▶ [WHAT THIS TASK INVOLVES] Print the data below exactly as it appears.

▶ [SOURCE RECORDS]
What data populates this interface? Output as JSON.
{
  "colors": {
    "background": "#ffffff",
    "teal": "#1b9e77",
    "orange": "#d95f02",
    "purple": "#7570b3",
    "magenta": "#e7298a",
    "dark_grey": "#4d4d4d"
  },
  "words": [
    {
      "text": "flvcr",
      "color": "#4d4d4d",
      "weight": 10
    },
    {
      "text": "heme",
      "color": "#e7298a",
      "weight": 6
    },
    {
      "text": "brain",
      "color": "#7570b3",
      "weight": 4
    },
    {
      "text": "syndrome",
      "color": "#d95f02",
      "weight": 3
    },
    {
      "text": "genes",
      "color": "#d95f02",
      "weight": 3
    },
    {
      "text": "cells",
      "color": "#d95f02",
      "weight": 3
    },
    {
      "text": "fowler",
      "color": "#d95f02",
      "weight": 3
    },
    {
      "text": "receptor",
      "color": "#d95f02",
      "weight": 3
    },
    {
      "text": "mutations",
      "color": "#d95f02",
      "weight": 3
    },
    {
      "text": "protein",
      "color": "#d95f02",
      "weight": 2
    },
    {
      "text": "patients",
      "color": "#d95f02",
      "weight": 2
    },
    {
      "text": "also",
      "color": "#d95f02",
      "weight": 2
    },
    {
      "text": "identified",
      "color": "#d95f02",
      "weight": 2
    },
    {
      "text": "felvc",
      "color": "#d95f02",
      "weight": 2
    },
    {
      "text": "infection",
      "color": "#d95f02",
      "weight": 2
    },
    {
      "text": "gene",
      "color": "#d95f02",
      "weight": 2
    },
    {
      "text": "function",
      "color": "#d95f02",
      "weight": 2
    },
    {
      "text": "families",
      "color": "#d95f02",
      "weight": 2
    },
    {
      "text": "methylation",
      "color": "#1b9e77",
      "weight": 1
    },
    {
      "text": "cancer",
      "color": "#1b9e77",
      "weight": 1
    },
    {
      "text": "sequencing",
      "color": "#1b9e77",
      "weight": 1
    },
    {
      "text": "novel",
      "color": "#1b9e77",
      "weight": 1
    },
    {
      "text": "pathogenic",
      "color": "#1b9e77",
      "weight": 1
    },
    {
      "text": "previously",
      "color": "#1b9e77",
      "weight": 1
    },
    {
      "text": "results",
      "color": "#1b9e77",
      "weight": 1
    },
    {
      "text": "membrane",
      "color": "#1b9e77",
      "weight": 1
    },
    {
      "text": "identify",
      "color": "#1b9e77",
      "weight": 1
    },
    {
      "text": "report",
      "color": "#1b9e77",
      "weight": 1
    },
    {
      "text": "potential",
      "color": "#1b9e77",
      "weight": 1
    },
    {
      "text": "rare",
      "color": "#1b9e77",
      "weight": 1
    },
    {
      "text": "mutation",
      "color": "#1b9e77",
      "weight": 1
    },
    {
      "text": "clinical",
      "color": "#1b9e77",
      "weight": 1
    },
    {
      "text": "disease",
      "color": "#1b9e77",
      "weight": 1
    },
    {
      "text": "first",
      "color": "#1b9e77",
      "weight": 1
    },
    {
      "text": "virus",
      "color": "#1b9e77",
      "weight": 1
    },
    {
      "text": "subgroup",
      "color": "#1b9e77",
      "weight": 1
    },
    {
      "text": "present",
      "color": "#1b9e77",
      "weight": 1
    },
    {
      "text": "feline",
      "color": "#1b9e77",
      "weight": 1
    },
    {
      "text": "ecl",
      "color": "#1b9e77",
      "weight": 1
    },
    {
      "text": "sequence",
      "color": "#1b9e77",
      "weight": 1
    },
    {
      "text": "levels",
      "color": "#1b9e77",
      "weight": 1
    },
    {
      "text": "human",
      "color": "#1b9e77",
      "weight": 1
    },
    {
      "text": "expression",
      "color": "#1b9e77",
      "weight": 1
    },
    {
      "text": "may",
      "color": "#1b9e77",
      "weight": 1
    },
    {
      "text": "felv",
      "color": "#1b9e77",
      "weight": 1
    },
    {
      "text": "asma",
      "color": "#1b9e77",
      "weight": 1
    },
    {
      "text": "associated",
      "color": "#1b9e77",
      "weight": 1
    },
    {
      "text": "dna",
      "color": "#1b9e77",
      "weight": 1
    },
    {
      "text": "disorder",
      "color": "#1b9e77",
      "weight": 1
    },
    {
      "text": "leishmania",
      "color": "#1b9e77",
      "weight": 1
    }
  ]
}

▶ [COMPLETED TASK]
What data populates this interface? Output as JSON.
{
  "colors": {
    "background": "#ffffff",
    "teal": "#1b9e77",
    "orange": "#d95f02",
    "purple": "#7570b3",
    "magenta": "#e7298a",
    "dark_grey": "#4d4d4d"
  },
  "words": [
    {
      "text": "flvcr",
      "color": "#4d4d4d",
      "weight": 10
    },
    {
      "text": "heme",
      "color": "#e7298a",
      "weight": 6
    },
    {
      "text": "brain",
      "color": "#7570b3",
      "weight": 4
    },
    {
      "text": "syndrome",
      "color": "#d95f02",
      "weight": 3
    },
    {
      "text": "genes",
      "color": "#d95f02",
      "weight": 3
    },
    {
      "text": "cells",
      "color": "#d95f02",
      "weight": 3
    },
    {
      "text": "fowler",
      "color": "#d95f02",
      "weight": 3
    },
    {
      "text": "receptor",
      "color": "#d95f02",
      "weight": 3
    },
    {
      "text": "mutations",
      "color": "#d95f02",
      "weight": 3
    },
    {
      "text": "protein",
      "color": "#d95f02",
      "weight": 2
    },
    {
      "text": "patients",
      "color": "#d95f02",
      "weight": 2
    },
    {
      "text": "also",
      "color": "#d95f02",
      "weight": 2
    },
    {
      "text": "identified",
      "color": "#d95f02",
      "weight": 2
    },
    {
      "text": "felvc",
      "color": "#d95f02",
      "weight": 2
    },
    {
      "text": "infection",
      "color": "#d95f02",
      "weight": 2
    },
    {
      "text": "gene",
      "color": "#d95f02",
      "weight": 2
    },
    {
      "text": "function",
      "color": "#d95f02",
      "weight": 2
    },
    {
      "text": "families",
      "color": "#d95f02",
      "weight": 2
    },
    {
      "text": "methylation",
      "color": "#1b9e77",
      "weight": 1
    },
    {
      "text": "cancer",
      "color": "#1b9e77",
      "weight": 1
    },
    {
      "text": "sequencing",
      "color": "#1b9e77",
      "weight": 1
    },
    {
      "text": "novel",
      "color": "#1b9e77",
      "weight": 1
    },
    {
      "text": "pathogenic",
      "color": "#1b9e77",
      "weight": 1
    },
    {
      "text": "previously",
      "color": "#1b9e77",
      "weight": 1
    },
    {
      "text": "results",
      "color": "#1b9e77",
      "weight": 1
    },
    {
      "text": "membrane",
      "color": "#1b9e77",
      "weight": 1
    },
    {
      "text": "identify",
      "color": "#1b9e77",
      "weight": 1
    },
    {
      "text": "report",
      "color": "#1b9e77",
      "weight": 1
    },
    {
      "text": "potential",
      "color": "#1b9e77",
      "weight": 1
    },
    {
      "text": "rare",
      "color": "#1b9e77",
      "weight": 1
    },
    {
      "text": "mutation",
      "color": "#1b9e77",
      "weight": 1
    },
    {
      "text": "clinical",
      "color": "#1b9e77",
      "weight": 1
    },
    {
      "text": "disease",
      "color": "#1b9e77",
      "weight": 1
    },
    {
      "text": "first",
      "color": "#1b9e77",
      "weight": 1
    },
    {
      "text": "virus",
      "color": "#1b9e77",
      "weight": 1
    },
    {
      "text": "subgroup",
      "color": "#1b9e77",
      "weight": 1
    },
    {
      "text": "present",
      "color": "#1b9e77",
      "weight": 1
    },
    {
      "text": "feline",
      "color": "#1b9e77",
      "weight": 1
    },
    {
      "text": "ecl",
      "color": "#1b9e77",
      "weight": 1
    },
    {
      "text": "sequence",
      "color": "#1b9e77",
      "weight": 1
    },
    {
      "text": "levels",
      "color": "#1b9e77",
      "weight": 1
    },
    {
      "text": "human",
      "color": "#1b9e77",
      "weight": 1
    },
    {
      "text": "expression",
      "color": "#1b9e77",
      "weight": 1
    },
    {
      "text": "may",
      "color": "#1b9e77",
      "weight": 1
    },
    {
      "text": "felv",
      "color": "#1b9e77",
      "weight": 1
    },
    {
      "text": "asma",
      "color": "#1b9e77",
      "weight": 1
    },
    {
      "text": "associated",
      "color": "#1b9e77",
      "weight": 1
    },
    {
      "text": "dna",
      "color": "#1b9e77",
      "weight": 1
    },
    {
      "text": "disorder",
      "color": "#1b9e77",
      "weight": 1
    },
    {
      "text": "leishmania",
      "color": "#1b9e77",
      "weight": 1
    }
  ]
}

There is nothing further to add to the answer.